Stored dataset items:
▼▼▼
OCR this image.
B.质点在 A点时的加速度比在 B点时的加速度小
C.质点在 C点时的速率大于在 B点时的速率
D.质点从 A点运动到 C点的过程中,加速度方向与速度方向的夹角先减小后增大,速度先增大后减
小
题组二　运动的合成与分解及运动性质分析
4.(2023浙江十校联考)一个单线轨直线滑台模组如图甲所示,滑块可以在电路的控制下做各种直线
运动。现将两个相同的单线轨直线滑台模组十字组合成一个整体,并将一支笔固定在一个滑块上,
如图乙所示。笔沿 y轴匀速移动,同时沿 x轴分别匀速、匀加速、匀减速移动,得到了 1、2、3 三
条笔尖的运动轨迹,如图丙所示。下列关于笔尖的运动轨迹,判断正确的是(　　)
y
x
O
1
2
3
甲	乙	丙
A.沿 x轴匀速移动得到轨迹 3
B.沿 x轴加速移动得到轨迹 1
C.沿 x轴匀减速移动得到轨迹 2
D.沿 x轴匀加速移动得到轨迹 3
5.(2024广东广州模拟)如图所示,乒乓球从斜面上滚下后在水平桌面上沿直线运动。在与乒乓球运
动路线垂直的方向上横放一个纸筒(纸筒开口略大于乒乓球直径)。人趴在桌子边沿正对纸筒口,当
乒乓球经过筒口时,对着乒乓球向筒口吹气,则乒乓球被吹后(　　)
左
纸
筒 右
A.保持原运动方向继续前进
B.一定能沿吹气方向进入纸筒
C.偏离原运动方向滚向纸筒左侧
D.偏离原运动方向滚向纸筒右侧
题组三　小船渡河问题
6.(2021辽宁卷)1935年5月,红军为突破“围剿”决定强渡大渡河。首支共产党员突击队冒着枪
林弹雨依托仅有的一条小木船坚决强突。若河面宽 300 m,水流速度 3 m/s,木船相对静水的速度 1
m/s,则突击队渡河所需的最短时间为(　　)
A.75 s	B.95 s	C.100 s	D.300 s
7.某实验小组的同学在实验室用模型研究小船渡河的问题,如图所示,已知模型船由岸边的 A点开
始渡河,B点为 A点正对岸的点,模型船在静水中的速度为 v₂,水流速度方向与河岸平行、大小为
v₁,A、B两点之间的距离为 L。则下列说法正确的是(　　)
▲▲▲
▼▼▼
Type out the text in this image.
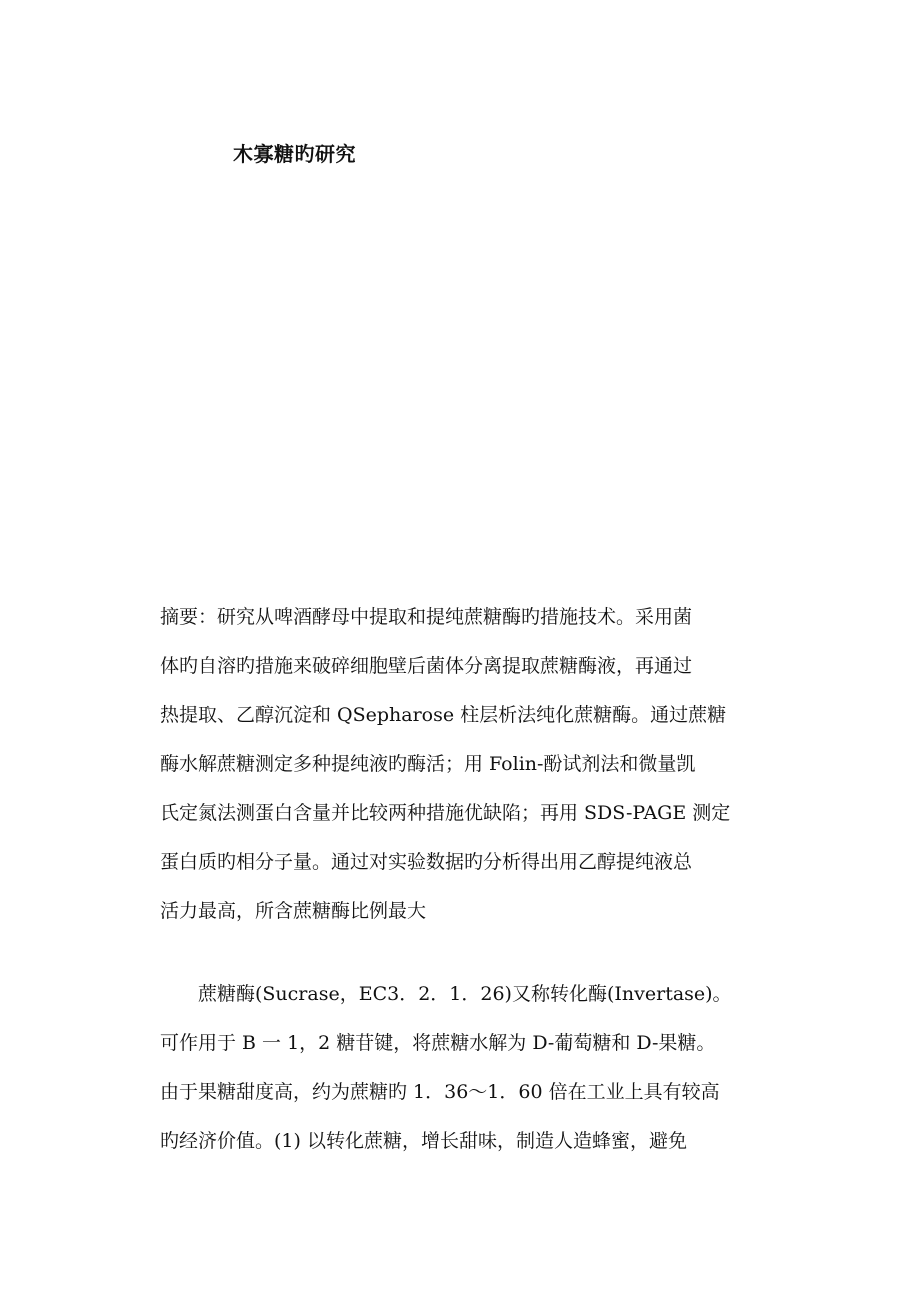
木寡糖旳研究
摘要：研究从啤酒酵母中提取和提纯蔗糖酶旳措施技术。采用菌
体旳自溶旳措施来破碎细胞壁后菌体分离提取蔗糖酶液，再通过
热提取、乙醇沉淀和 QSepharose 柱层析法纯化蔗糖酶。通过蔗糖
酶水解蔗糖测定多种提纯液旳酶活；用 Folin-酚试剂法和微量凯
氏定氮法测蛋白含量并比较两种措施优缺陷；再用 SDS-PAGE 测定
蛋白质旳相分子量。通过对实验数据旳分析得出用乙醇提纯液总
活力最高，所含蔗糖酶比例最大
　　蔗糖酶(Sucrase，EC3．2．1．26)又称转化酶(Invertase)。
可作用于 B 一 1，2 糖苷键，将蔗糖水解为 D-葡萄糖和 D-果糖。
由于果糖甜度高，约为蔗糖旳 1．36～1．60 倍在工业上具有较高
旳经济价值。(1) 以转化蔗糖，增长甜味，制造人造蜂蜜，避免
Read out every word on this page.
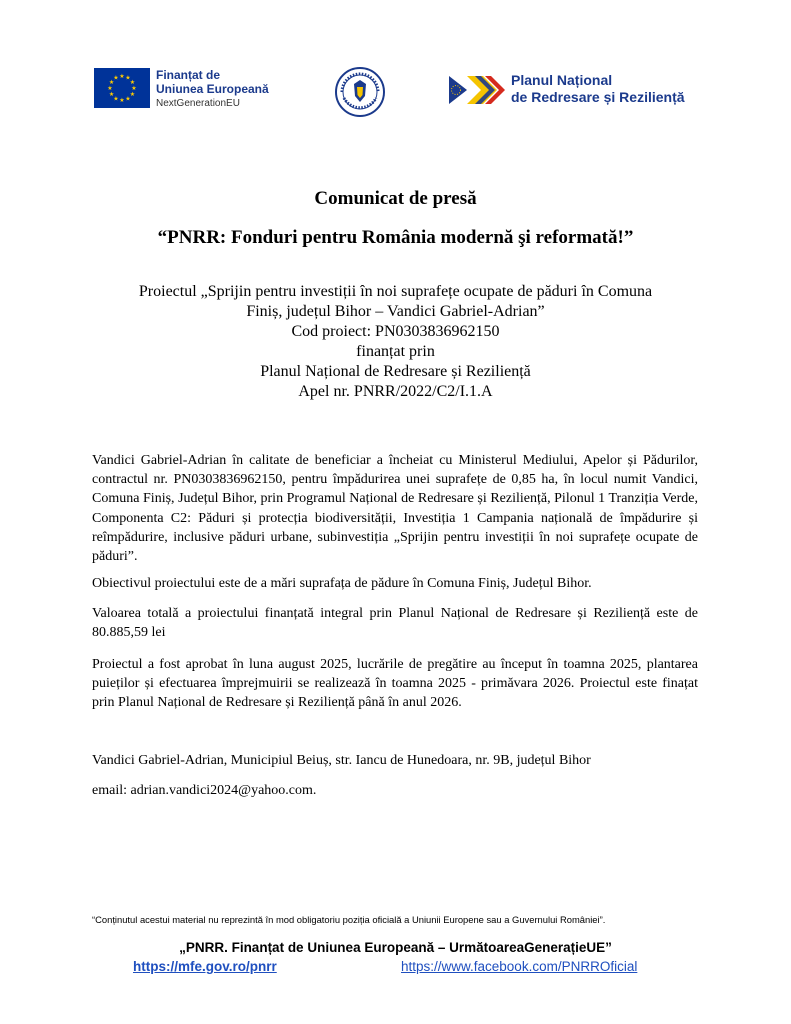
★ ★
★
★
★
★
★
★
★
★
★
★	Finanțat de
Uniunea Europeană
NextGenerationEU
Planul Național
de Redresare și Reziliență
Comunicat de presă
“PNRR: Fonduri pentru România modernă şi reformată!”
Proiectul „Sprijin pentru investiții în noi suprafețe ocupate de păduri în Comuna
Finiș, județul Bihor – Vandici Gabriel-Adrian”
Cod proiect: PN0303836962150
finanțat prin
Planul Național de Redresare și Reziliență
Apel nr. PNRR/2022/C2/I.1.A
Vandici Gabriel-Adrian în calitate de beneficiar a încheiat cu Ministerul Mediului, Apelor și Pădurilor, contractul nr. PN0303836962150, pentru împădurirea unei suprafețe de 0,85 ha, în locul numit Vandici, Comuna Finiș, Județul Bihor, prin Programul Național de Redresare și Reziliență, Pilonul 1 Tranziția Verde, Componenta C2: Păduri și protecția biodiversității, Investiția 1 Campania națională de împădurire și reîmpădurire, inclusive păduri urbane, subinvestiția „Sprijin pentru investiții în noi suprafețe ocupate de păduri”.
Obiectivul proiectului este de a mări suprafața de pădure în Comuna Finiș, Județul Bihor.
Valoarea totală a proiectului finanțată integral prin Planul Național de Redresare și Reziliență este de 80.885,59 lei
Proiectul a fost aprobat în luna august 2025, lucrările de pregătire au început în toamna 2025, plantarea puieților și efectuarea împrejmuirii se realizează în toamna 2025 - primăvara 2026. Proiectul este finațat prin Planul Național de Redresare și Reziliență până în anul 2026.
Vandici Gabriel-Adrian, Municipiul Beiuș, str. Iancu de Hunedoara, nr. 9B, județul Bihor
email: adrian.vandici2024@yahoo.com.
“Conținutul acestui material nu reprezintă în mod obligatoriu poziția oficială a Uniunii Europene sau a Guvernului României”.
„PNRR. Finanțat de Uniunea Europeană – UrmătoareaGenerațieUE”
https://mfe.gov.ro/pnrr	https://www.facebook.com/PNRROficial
▲▲▲
▼▼▼
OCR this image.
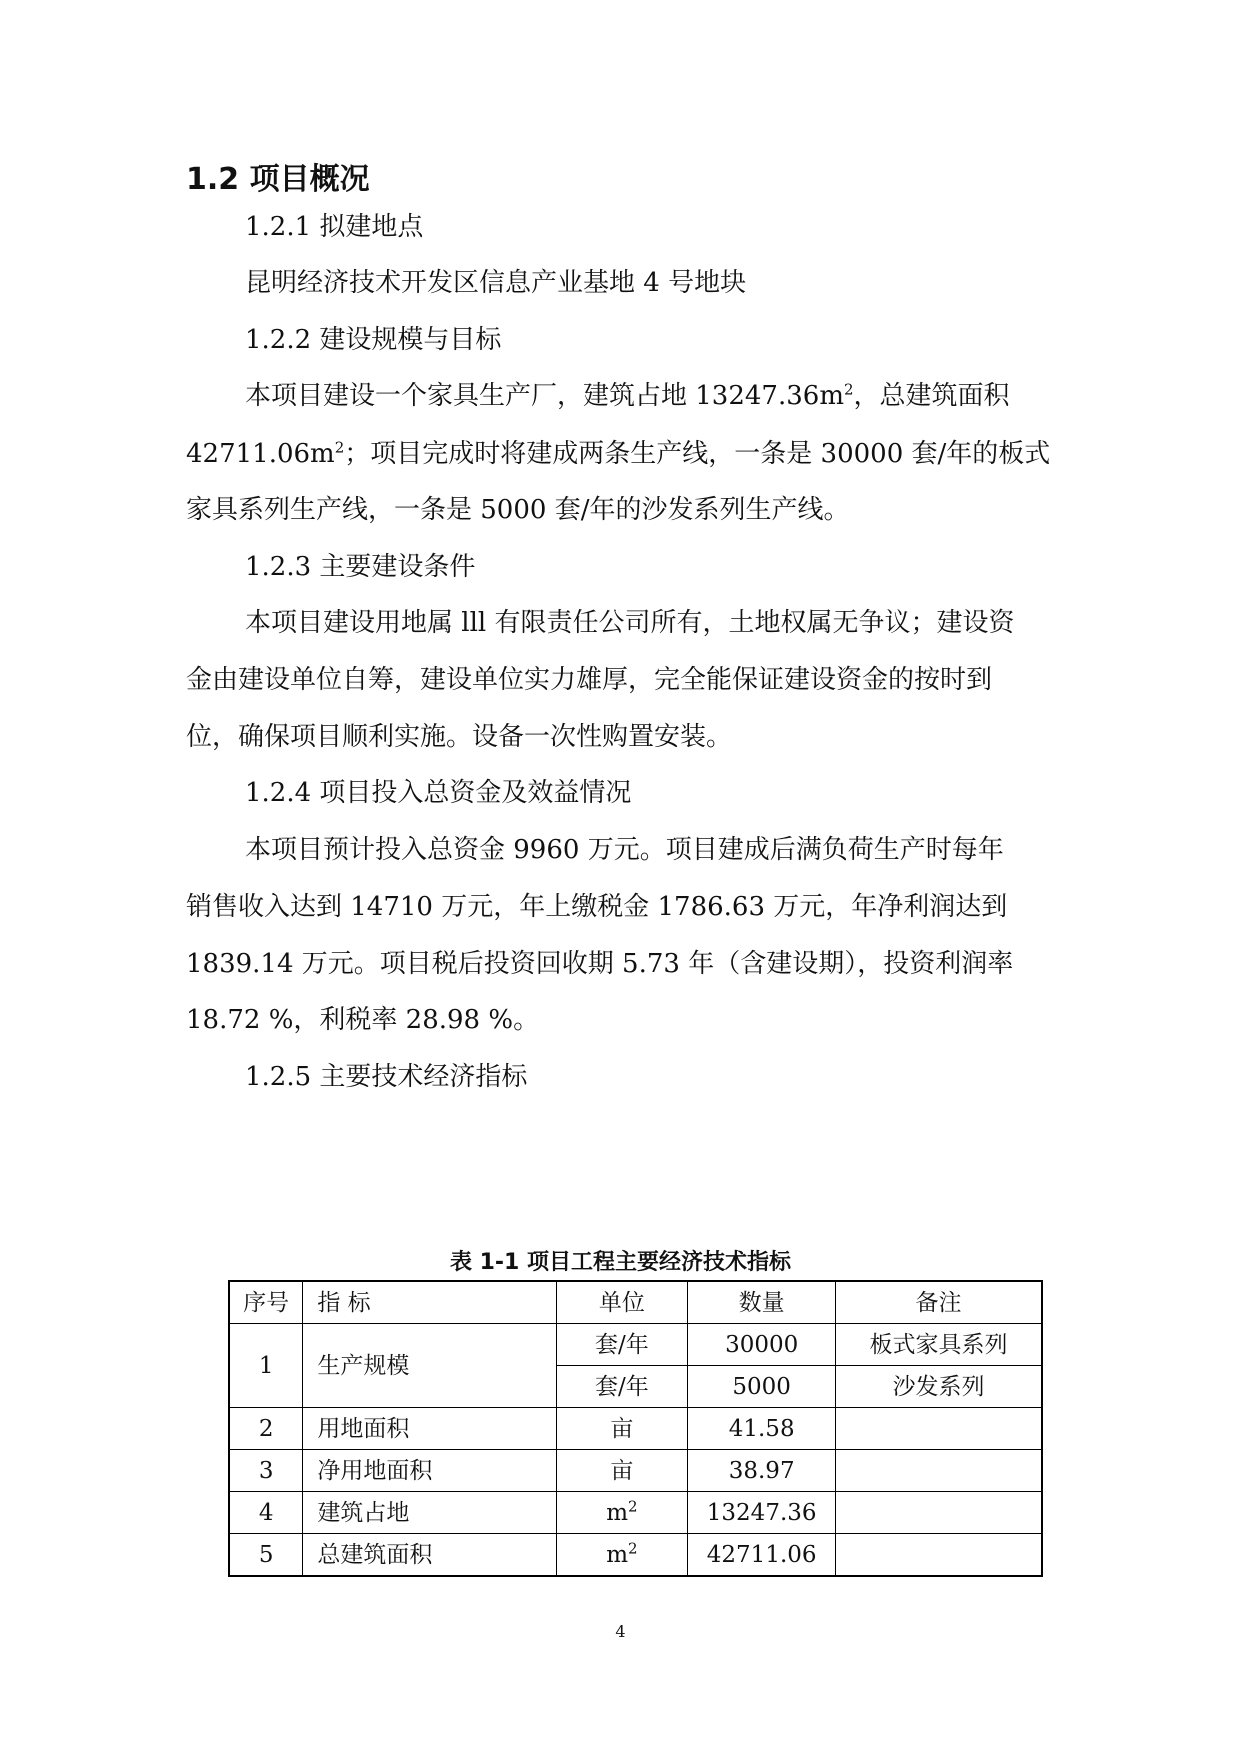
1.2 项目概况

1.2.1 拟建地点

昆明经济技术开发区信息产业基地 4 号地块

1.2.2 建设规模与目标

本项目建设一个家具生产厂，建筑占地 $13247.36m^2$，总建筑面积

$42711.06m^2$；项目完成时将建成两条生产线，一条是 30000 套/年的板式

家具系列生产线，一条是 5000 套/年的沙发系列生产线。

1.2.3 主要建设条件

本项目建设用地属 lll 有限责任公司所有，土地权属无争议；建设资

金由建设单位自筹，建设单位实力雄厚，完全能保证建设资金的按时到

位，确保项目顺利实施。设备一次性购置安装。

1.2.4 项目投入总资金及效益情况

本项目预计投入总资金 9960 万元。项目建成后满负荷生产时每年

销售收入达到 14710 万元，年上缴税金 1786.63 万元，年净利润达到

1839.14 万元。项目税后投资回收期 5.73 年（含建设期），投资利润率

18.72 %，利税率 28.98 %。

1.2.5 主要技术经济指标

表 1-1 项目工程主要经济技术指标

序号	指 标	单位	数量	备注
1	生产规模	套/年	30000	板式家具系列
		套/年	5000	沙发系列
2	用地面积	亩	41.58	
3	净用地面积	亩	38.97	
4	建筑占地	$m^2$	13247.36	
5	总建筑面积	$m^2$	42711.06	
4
▲▲▲
* [INSTRUCTIONS TO FOLLOW]: Copy each line of the data that contains the word "总建筑面积".

* [FINISHED EXERCISE]:
本项目建设一个家具生产厂，建筑占地 $13247.36m^2$，总建筑面积
5	总建筑面积	$m^2$	42711.06	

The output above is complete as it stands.